### Exercise instructions
Every record here needs to be written out again exactly.

◇ ◇ ◇ ◇ ◇

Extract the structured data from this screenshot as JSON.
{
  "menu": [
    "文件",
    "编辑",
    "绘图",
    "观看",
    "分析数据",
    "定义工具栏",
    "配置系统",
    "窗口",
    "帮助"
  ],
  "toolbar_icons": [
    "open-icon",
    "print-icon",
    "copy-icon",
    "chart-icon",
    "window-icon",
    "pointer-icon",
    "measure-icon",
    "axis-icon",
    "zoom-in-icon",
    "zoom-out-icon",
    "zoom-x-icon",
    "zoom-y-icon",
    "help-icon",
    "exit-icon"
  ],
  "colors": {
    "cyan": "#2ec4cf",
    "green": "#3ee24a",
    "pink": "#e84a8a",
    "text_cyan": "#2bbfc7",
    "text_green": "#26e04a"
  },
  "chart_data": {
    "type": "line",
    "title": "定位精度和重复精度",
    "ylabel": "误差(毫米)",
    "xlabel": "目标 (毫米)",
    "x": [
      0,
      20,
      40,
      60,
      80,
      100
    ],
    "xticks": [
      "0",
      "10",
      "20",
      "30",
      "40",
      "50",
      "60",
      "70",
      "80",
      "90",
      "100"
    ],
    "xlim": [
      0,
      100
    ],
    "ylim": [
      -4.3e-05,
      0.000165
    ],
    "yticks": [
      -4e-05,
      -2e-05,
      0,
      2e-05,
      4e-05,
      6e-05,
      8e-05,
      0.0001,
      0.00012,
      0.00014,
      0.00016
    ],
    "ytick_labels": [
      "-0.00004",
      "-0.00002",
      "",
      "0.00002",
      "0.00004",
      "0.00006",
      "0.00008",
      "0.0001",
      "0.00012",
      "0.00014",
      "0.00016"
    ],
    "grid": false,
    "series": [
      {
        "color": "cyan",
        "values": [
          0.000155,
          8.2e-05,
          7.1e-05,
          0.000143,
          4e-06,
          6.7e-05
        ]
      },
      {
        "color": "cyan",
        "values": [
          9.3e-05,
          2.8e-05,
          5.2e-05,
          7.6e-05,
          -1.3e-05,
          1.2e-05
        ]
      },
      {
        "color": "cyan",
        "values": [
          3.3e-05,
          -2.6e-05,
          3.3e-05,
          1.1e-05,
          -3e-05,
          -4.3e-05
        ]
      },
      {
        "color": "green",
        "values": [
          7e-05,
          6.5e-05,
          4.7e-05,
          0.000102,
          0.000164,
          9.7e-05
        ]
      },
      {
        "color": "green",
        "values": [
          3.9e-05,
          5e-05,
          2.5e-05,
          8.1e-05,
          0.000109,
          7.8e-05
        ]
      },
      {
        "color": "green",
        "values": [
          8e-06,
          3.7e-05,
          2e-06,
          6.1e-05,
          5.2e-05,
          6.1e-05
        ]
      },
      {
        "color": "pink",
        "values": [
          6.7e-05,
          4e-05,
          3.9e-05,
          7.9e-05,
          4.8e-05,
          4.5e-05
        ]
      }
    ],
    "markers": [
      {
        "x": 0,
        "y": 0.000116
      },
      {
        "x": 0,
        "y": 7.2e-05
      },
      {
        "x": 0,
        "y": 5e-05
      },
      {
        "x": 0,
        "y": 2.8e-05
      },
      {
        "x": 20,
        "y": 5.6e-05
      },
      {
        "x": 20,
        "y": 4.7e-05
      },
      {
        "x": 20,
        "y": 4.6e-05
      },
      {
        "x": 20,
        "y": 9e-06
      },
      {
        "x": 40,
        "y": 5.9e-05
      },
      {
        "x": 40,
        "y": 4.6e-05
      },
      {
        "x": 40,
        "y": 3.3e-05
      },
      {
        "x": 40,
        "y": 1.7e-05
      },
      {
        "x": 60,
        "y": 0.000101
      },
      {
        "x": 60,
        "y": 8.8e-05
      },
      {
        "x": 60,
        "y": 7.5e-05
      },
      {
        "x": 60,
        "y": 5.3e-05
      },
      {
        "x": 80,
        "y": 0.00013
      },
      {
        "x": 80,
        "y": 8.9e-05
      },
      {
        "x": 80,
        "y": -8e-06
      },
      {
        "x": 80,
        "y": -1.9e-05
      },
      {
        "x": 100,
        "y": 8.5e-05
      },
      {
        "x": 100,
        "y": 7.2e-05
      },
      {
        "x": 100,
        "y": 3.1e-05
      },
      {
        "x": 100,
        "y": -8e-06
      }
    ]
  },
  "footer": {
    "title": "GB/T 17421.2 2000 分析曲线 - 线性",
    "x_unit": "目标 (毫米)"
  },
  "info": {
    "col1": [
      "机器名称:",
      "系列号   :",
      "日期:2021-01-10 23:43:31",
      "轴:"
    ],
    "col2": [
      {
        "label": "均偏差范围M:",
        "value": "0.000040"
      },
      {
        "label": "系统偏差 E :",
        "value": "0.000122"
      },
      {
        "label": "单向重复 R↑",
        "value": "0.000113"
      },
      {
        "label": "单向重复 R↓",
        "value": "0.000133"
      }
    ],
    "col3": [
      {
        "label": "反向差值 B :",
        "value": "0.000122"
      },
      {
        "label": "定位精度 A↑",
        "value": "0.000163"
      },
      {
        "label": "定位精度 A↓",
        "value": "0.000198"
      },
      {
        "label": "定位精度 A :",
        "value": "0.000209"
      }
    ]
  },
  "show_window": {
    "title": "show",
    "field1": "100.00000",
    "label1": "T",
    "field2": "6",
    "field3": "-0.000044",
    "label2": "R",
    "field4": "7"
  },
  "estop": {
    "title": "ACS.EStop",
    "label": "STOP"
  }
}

◇ ◇ ◇ ◇ ◇

### Finished exercise
Extract the structured data from this screenshot as JSON.
{
  "menu": [
    "文件",
    "编辑",
    "绘图",
    "观看",
    "分析数据",
    "定义工具栏",
    "配置系统",
    "窗口",
    "帮助"
  ],
  "toolbar_icons": [
    "open-icon",
    "print-icon",
    "copy-icon",
    "chart-icon",
    "window-icon",
    "pointer-icon",
    "measure-icon",
    "axis-icon",
    "zoom-in-icon",
    "zoom-out-icon",
    "zoom-x-icon",
    "zoom-y-icon",
    "help-icon",
    "exit-icon"
  ],
  "colors": {
    "cyan": "#2ec4cf",
    "green": "#3ee24a",
    "pink": "#e84a8a",
    "text_cyan": "#2bbfc7",
    "text_green": "#26e04a"
  },
  "chart_data": {
    "type": "line",
    "title": "定位精度和重复精度",
    "ylabel": "误差(毫米)",
    "xlabel": "目标 (毫米)",
    "x": [
      0,
      20,
      40,
      60,
      80,
      100
    ],
    "xticks": [
      "0",
      "10",
      "20",
      "30",
      "40",
      "50",
      "60",
      "70",
      "80",
      "90",
      "100"
    ],
    "xlim": [
      0,
      100
    ],
    "ylim": [
      -4.3e-05,
      0.000165
    ],
    "yticks": [
      -4e-05,
      -2e-05,
      0,
      2e-05,
      4e-05,
      6e-05,
      8e-05,
      0.0001,
      0.00012,
      0.00014,
      0.00016
    ],
    "ytick_labels": [
      "-0.00004",
      "-0.00002",
      "",
      "0.00002",
      "0.00004",
      "0.00006",
      "0.00008",
      "0.0001",
      "0.00012",
      "0.00014",
      "0.00016"
    ],
    "grid": false,
    "series": [
      {
        "color": "cyan",
        "values": [
          0.000155,
          8.2e-05,
          7.1e-05,
          0.000143,
          4e-06,
          6.7e-05
        ]
      },
      {
        "color": "cyan",
        "values": [
          9.3e-05,
          2.8e-05,
          5.2e-05,
          7.6e-05,
          -1.3e-05,
          1.2e-05
        ]
      },
      {
        "color": "cyan",
        "values": [
          3.3e-05,
          -2.6e-05,
          3.3e-05,
          1.1e-05,
          -3e-05,
          -4.3e-05
        ]
      },
      {
        "color": "green",
        "values": [
          7e-05,
          6.5e-05,
          4.7e-05,
          0.000102,
          0.000164,
          9.7e-05
        ]
      },
      {
        "color": "green",
        "values": [
          3.9e-05,
          5e-05,
          2.5e-05,
          8.1e-05,
          0.000109,
          7.8e-05
        ]
      },
      {
        "color": "green",
        "values": [
          8e-06,
          3.7e-05,
          2e-06,
          6.1e-05,
          5.2e-05,
          6.1e-05
        ]
      },
      {
        "color": "pink",
        "values": [
          6.7e-05,
          4e-05,
          3.9e-05,
          7.9e-05,
          4.8e-05,
          4.5e-05
        ]
      }
    ],
    "markers": [
      {
        "x": 0,
        "y": 0.000116
      },
      {
        "x": 0,
        "y": 7.2e-05
      },
      {
        "x": 0,
        "y": 5e-05
      },
      {
        "x": 0,
        "y": 2.8e-05
      },
      {
        "x": 20,
        "y": 5.6e-05
      },
      {
        "x": 20,
        "y": 4.7e-05
      },
      {
        "x": 20,
        "y": 4.6e-05
      },
      {
        "x": 20,
        "y": 9e-06
      },
      {
        "x": 40,
        "y": 5.9e-05
      },
      {
        "x": 40,
        "y": 4.6e-05
      },
      {
        "x": 40,
        "y": 3.3e-05
      },
      {
        "x": 40,
        "y": 1.7e-05
      },
      {
        "x": 60,
        "y": 0.000101
      },
      {
        "x": 60,
        "y": 8.8e-05
      },
      {
        "x": 60,
        "y": 7.5e-05
      },
      {
        "x": 60,
        "y": 5.3e-05
      },
      {
        "x": 80,
        "y": 0.00013
      },
      {
        "x": 80,
        "y": 8.9e-05
      },
      {
        "x": 80,
        "y": -8e-06
      },
      {
        "x": 80,
        "y": -1.9e-05
      },
      {
        "x": 100,
        "y": 8.5e-05
      },
      {
        "x": 100,
        "y": 7.2e-05
      },
      {
        "x": 100,
        "y": 3.1e-05
      },
      {
        "x": 100,
        "y": -8e-06
      }
    ]
  },
  "footer": {
    "title": "GB/T 17421.2 2000 分析曲线 - 线性",
    "x_unit": "目标 (毫米)"
  },
  "info": {
    "col1": [
      "机器名称:",
      "系列号   :",
      "日期:2021-01-10 23:43:31",
      "轴:"
    ],
    "col2": [
      {
        "label": "均偏差范围M:",
        "value": "0.000040"
      },
      {
        "label": "系统偏差 E :",
        "value": "0.000122"
      },
      {
        "label": "单向重复 R↑",
        "value": "0.000113"
      },
      {
        "label": "单向重复 R↓",
        "value": "0.000133"
      }
    ],
    "col3": [
      {
        "label": "反向差值 B :",
        "value": "0.000122"
      },
      {
        "label": "定位精度 A↑",
        "value": "0.000163"
      },
      {
        "label": "定位精度 A↓",
        "value": "0.000198"
      },
      {
        "label": "定位精度 A :",
        "value": "0.000209"
      }
    ]
  },
  "show_window": {
    "title": "show",
    "field1": "100.00000",
    "label1": "T",
    "field2": "6",
    "field3": "-0.000044",
    "label2": "R",
    "field4": "7"
  },
  "estop": {
    "title": "ACS.EStop",
    "label": "STOP"
  }
}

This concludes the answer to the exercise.